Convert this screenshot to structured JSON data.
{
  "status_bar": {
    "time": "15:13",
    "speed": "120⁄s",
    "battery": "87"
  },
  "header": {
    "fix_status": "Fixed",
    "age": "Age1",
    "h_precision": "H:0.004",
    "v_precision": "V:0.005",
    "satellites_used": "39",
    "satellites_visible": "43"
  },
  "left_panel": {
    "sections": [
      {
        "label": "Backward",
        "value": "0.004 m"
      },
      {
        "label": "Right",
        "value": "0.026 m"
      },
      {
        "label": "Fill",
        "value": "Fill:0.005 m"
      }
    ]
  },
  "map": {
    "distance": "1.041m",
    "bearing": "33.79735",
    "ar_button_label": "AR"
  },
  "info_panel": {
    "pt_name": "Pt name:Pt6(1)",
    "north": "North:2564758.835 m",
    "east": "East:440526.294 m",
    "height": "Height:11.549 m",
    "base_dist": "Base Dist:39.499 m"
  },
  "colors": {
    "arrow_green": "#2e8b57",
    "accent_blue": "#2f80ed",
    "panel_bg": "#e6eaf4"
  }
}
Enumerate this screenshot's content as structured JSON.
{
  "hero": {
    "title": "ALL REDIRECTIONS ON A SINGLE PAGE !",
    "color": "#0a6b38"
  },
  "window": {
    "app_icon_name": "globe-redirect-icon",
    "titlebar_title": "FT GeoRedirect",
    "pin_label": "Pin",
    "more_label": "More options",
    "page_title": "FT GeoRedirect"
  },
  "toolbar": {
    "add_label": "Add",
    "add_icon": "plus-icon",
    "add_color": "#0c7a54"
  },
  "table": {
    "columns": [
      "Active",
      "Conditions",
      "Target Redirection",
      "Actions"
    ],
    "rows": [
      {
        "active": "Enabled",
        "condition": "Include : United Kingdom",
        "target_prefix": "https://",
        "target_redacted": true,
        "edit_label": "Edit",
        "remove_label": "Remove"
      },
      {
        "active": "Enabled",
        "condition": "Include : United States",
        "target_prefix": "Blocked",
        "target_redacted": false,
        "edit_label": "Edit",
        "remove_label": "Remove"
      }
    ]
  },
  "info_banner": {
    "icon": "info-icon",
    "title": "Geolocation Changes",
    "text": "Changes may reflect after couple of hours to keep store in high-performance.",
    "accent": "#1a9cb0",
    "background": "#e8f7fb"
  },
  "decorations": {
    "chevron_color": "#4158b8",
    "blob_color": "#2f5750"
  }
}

***

■ DIRECTIONS:
Make an exact copy of every entry.

■ OUTPUT BELOW:
Convert this screenshot to structured JSON data.
{
  "status_bar": {
    "time": "15:13",
    "speed": "120⁄s",
    "battery": "87"
  },
  "header": {
    "fix_status": "Fixed",
    "age": "Age1",
    "h_precision": "H:0.004",
    "v_precision": "V:0.005",
    "satellites_used": "39",
    "satellites_visible": "43"
  },
  "left_panel": {
    "sections": [
      {
        "label": "Backward",
        "value": "0.004 m"
      },
      {
        "label": "Right",
        "value": "0.026 m"
      },
      {
        "label": "Fill",
        "value": "Fill:0.005 m"
      }
    ]
  },
  "map": {
    "distance": "1.041m",
    "bearing": "33.79735",
    "ar_button_label": "AR"
  },
  "info_panel": {
    "pt_name": "Pt name:Pt6(1)",
    "north": "North:2564758.835 m",
    "east": "East:440526.294 m",
    "height": "Height:11.549 m",
    "base_dist": "Base Dist:39.499 m"
  },
  "colors": {
    "arrow_green": "#2e8b57",
    "accent_blue": "#2f80ed",
    "panel_bg": "#e6eaf4"
  }
}
Enumerate this screenshot's content as structured JSON.
{
  "hero": {
    "title": "ALL REDIRECTIONS ON A SINGLE PAGE !",
    "color": "#0a6b38"
  },
  "window": {
    "app_icon_name": "globe-redirect-icon",
    "titlebar_title": "FT GeoRedirect",
    "pin_label": "Pin",
    "more_label": "More options",
    "page_title": "FT GeoRedirect"
  },
  "toolbar": {
    "add_label": "Add",
    "add_icon": "plus-icon",
    "add_color": "#0c7a54"
  },
  "table": {
    "columns": [
      "Active",
      "Conditions",
      "Target Redirection",
      "Actions"
    ],
    "rows": [
      {
        "active": "Enabled",
        "condition": "Include : United Kingdom",
        "target_prefix": "https://",
        "target_redacted": true,
        "edit_label": "Edit",
        "remove_label": "Remove"
      },
      {
        "active": "Enabled",
        "condition": "Include : United States",
        "target_prefix": "Blocked",
        "target_redacted": false,
        "edit_label": "Edit",
        "remove_label": "Remove"
      }
    ]
  },
  "info_banner": {
    "icon": "info-icon",
    "title": "Geolocation Changes",
    "text": "Changes may reflect after couple of hours to keep store in high-performance.",
    "accent": "#1a9cb0",
    "background": "#e8f7fb"
  },
  "decorations": {
    "chevron_color": "#4158b8",
    "blob_color": "#2f5750"
  }
}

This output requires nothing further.